Write out the whole listing again, exactly.
::::::::::
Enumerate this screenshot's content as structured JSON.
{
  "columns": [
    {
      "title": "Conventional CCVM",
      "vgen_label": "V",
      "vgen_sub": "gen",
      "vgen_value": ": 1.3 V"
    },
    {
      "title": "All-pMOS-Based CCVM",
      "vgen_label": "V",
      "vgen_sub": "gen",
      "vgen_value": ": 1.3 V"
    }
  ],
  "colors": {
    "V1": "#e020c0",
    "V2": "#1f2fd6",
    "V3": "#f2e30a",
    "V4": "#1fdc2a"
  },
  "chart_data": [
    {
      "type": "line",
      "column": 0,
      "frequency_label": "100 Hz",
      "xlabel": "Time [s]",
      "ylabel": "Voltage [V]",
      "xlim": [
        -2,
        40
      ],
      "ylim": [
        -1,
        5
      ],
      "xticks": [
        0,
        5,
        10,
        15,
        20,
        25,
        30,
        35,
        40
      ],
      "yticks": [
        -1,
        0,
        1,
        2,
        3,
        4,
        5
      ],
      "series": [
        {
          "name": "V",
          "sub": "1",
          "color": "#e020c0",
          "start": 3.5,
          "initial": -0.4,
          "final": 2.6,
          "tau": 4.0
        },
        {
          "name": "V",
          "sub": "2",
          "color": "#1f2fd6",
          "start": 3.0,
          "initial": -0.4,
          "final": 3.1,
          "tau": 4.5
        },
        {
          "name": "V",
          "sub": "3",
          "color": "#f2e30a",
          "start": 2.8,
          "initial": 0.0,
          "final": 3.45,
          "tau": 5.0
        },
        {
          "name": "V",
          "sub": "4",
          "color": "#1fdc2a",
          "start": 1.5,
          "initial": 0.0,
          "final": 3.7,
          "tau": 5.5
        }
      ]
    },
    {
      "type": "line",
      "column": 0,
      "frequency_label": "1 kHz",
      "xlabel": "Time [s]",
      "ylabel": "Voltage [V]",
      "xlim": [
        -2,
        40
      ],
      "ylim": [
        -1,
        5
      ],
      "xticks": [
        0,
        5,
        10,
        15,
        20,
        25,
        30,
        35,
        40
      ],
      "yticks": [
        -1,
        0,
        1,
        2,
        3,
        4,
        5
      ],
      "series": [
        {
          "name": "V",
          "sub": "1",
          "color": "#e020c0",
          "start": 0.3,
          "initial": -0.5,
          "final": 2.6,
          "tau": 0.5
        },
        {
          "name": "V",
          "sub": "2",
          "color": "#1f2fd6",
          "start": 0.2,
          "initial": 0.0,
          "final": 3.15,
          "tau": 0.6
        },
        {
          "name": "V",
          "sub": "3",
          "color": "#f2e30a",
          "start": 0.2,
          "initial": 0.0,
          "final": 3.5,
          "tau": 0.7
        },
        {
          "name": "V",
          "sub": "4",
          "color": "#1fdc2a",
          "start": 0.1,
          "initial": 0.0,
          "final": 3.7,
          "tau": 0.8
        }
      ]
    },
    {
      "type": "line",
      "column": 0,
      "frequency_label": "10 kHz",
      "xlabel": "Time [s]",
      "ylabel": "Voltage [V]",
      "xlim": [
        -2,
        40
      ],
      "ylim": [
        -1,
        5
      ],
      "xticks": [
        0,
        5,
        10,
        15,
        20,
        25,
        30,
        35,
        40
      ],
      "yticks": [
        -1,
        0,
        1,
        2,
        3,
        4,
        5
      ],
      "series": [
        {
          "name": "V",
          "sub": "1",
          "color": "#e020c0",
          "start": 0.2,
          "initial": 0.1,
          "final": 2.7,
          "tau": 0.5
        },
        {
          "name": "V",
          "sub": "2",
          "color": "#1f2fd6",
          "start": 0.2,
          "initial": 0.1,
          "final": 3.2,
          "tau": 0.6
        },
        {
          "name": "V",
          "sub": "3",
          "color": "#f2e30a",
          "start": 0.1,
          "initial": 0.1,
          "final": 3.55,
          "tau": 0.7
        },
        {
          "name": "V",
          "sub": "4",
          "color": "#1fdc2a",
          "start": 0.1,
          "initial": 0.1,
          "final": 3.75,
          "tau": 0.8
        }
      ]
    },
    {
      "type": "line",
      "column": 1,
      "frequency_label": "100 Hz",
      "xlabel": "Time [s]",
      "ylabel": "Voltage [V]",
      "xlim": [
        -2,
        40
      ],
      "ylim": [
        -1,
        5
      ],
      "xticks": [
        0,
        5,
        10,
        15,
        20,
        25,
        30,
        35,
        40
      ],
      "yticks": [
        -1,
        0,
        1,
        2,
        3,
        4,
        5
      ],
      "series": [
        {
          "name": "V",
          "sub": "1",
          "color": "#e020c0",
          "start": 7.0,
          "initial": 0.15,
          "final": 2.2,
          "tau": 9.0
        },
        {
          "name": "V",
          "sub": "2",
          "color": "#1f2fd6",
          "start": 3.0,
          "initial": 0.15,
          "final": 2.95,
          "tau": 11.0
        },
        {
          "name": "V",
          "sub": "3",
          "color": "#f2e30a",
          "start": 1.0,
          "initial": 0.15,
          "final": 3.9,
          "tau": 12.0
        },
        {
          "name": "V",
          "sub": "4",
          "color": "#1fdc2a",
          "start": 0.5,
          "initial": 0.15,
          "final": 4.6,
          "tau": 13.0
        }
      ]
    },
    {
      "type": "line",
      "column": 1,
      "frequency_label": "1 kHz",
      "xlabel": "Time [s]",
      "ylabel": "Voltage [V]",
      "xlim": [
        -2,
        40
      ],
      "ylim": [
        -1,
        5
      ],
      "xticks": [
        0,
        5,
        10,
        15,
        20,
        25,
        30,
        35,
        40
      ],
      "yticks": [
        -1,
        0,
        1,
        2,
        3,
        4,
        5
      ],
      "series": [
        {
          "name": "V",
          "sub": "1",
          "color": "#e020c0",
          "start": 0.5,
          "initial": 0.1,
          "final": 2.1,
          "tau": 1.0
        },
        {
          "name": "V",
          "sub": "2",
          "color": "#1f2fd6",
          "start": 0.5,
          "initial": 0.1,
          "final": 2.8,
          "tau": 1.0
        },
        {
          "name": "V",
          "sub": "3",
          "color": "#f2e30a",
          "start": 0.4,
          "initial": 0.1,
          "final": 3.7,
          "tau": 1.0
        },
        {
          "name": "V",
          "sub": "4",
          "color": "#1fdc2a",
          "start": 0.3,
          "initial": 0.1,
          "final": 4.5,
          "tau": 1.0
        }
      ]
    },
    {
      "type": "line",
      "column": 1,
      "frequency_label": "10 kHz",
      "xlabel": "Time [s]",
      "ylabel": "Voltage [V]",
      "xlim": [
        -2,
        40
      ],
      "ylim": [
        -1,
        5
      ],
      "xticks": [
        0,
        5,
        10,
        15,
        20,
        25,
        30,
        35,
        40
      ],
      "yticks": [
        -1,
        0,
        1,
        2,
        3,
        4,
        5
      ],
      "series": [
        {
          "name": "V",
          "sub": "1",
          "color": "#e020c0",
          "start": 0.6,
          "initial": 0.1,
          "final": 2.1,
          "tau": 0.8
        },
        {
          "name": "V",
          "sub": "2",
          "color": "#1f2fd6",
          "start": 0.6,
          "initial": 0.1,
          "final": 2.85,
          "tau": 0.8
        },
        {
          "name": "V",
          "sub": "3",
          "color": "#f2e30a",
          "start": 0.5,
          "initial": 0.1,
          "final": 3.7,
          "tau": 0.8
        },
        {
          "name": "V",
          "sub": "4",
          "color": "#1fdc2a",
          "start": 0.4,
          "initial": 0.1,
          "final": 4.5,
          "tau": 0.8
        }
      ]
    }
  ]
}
::::::::::
Solution below:
Enumerate this screenshot's content as structured JSON.
{
  "columns": [
    {
      "title": "Conventional CCVM",
      "vgen_label": "V",
      "vgen_sub": "gen",
      "vgen_value": ": 1.3 V"
    },
    {
      "title": "All-pMOS-Based CCVM",
      "vgen_label": "V",
      "vgen_sub": "gen",
      "vgen_value": ": 1.3 V"
    }
  ],
  "colors": {
    "V1": "#e020c0",
    "V2": "#1f2fd6",
    "V3": "#f2e30a",
    "V4": "#1fdc2a"
  },
  "chart_data": [
    {
      "type": "line",
      "column": 0,
      "frequency_label": "100 Hz",
      "xlabel": "Time [s]",
      "ylabel": "Voltage [V]",
      "xlim": [
        -2,
        40
      ],
      "ylim": [
        -1,
        5
      ],
      "xticks": [
        0,
        5,
        10,
        15,
        20,
        25,
        30,
        35,
        40
      ],
      "yticks": [
        -1,
        0,
        1,
        2,
        3,
        4,
        5
      ],
      "series": [
        {
          "name": "V",
          "sub": "1",
          "color": "#e020c0",
          "start": 3.5,
          "initial": -0.4,
          "final": 2.6,
          "tau": 4.0
        },
        {
          "name": "V",
          "sub": "2",
          "color": "#1f2fd6",
          "start": 3.0,
          "initial": -0.4,
          "final": 3.1,
          "tau": 4.5
        },
        {
          "name": "V",
          "sub": "3",
          "color": "#f2e30a",
          "start": 2.8,
          "initial": 0.0,
          "final": 3.45,
          "tau": 5.0
        },
        {
          "name": "V",
          "sub": "4",
          "color": "#1fdc2a",
          "start": 1.5,
          "initial": 0.0,
          "final": 3.7,
          "tau": 5.5
        }
      ]
    },
    {
      "type": "line",
      "column": 0,
      "frequency_label": "1 kHz",
      "xlabel": "Time [s]",
      "ylabel": "Voltage [V]",
      "xlim": [
        -2,
        40
      ],
      "ylim": [
        -1,
        5
      ],
      "xticks": [
        0,
        5,
        10,
        15,
        20,
        25,
        30,
        35,
        40
      ],
      "yticks": [
        -1,
        0,
        1,
        2,
        3,
        4,
        5
      ],
      "series": [
        {
          "name": "V",
          "sub": "1",
          "color": "#e020c0",
          "start": 0.3,
          "initial": -0.5,
          "final": 2.6,
          "tau": 0.5
        },
        {
          "name": "V",
          "sub": "2",
          "color": "#1f2fd6",
          "start": 0.2,
          "initial": 0.0,
          "final": 3.15,
          "tau": 0.6
        },
        {
          "name": "V",
          "sub": "3",
          "color": "#f2e30a",
          "start": 0.2,
          "initial": 0.0,
          "final": 3.5,
          "tau": 0.7
        },
        {
          "name": "V",
          "sub": "4",
          "color": "#1fdc2a",
          "start": 0.1,
          "initial": 0.0,
          "final": 3.7,
          "tau": 0.8
        }
      ]
    },
    {
      "type": "line",
      "column": 0,
      "frequency_label": "10 kHz",
      "xlabel": "Time [s]",
      "ylabel": "Voltage [V]",
      "xlim": [
        -2,
        40
      ],
      "ylim": [
        -1,
        5
      ],
      "xticks": [
        0,
        5,
        10,
        15,
        20,
        25,
        30,
        35,
        40
      ],
      "yticks": [
        -1,
        0,
        1,
        2,
        3,
        4,
        5
      ],
      "series": [
        {
          "name": "V",
          "sub": "1",
          "color": "#e020c0",
          "start": 0.2,
          "initial": 0.1,
          "final": 2.7,
          "tau": 0.5
        },
        {
          "name": "V",
          "sub": "2",
          "color": "#1f2fd6",
          "start": 0.2,
          "initial": 0.1,
          "final": 3.2,
          "tau": 0.6
        },
        {
          "name": "V",
          "sub": "3",
          "color": "#f2e30a",
          "start": 0.1,
          "initial": 0.1,
          "final": 3.55,
          "tau": 0.7
        },
        {
          "name": "V",
          "sub": "4",
          "color": "#1fdc2a",
          "start": 0.1,
          "initial": 0.1,
          "final": 3.75,
          "tau": 0.8
        }
      ]
    },
    {
      "type": "line",
      "column": 1,
      "frequency_label": "100 Hz",
      "xlabel": "Time [s]",
      "ylabel": "Voltage [V]",
      "xlim": [
        -2,
        40
      ],
      "ylim": [
        -1,
        5
      ],
      "xticks": [
        0,
        5,
        10,
        15,
        20,
        25,
        30,
        35,
        40
      ],
      "yticks": [
        -1,
        0,
        1,
        2,
        3,
        4,
        5
      ],
      "series": [
        {
          "name": "V",
          "sub": "1",
          "color": "#e020c0",
          "start": 7.0,
          "initial": 0.15,
          "final": 2.2,
          "tau": 9.0
        },
        {
          "name": "V",
          "sub": "2",
          "color": "#1f2fd6",
          "start": 3.0,
          "initial": 0.15,
          "final": 2.95,
          "tau": 11.0
        },
        {
          "name": "V",
          "sub": "3",
          "color": "#f2e30a",
          "start": 1.0,
          "initial": 0.15,
          "final": 3.9,
          "tau": 12.0
        },
        {
          "name": "V",
          "sub": "4",
          "color": "#1fdc2a",
          "start": 0.5,
          "initial": 0.15,
          "final": 4.6,
          "tau": 13.0
        }
      ]
    },
    {
      "type": "line",
      "column": 1,
      "frequency_label": "1 kHz",
      "xlabel": "Time [s]",
      "ylabel": "Voltage [V]",
      "xlim": [
        -2,
        40
      ],
      "ylim": [
        -1,
        5
      ],
      "xticks": [
        0,
        5,
        10,
        15,
        20,
        25,
        30,
        35,
        40
      ],
      "yticks": [
        -1,
        0,
        1,
        2,
        3,
        4,
        5
      ],
      "series": [
        {
          "name": "V",
          "sub": "1",
          "color": "#e020c0",
          "start": 0.5,
          "initial": 0.1,
          "final": 2.1,
          "tau": 1.0
        },
        {
          "name": "V",
          "sub": "2",
          "color": "#1f2fd6",
          "start": 0.5,
          "initial": 0.1,
          "final": 2.8,
          "tau": 1.0
        },
        {
          "name": "V",
          "sub": "3",
          "color": "#f2e30a",
          "start": 0.4,
          "initial": 0.1,
          "final": 3.7,
          "tau": 1.0
        },
        {
          "name": "V",
          "sub": "4",
          "color": "#1fdc2a",
          "start": 0.3,
          "initial": 0.1,
          "final": 4.5,
          "tau": 1.0
        }
      ]
    },
    {
      "type": "line",
      "column": 1,
      "frequency_label": "10 kHz",
      "xlabel": "Time [s]",
      "ylabel": "Voltage [V]",
      "xlim": [
        -2,
        40
      ],
      "ylim": [
        -1,
        5
      ],
      "xticks": [
        0,
        5,
        10,
        15,
        20,
        25,
        30,
        35,
        40
      ],
      "yticks": [
        -1,
        0,
        1,
        2,
        3,
        4,
        5
      ],
      "series": [
        {
          "name": "V",
          "sub": "1",
          "color": "#e020c0",
          "start": 0.6,
          "initial": 0.1,
          "final": 2.1,
          "tau": 0.8
        },
        {
          "name": "V",
          "sub": "2",
          "color": "#1f2fd6",
          "start": 0.6,
          "initial": 0.1,
          "final": 2.85,
          "tau": 0.8
        },
        {
          "name": "V",
          "sub": "3",
          "color": "#f2e30a",
          "start": 0.5,
          "initial": 0.1,
          "final": 3.7,
          "tau": 0.8
        },
        {
          "name": "V",
          "sub": "4",
          "color": "#1fdc2a",
          "start": 0.4,
          "initial": 0.1,
          "final": 4.5,
          "tau": 0.8
        }
      ]
    }
  ]
}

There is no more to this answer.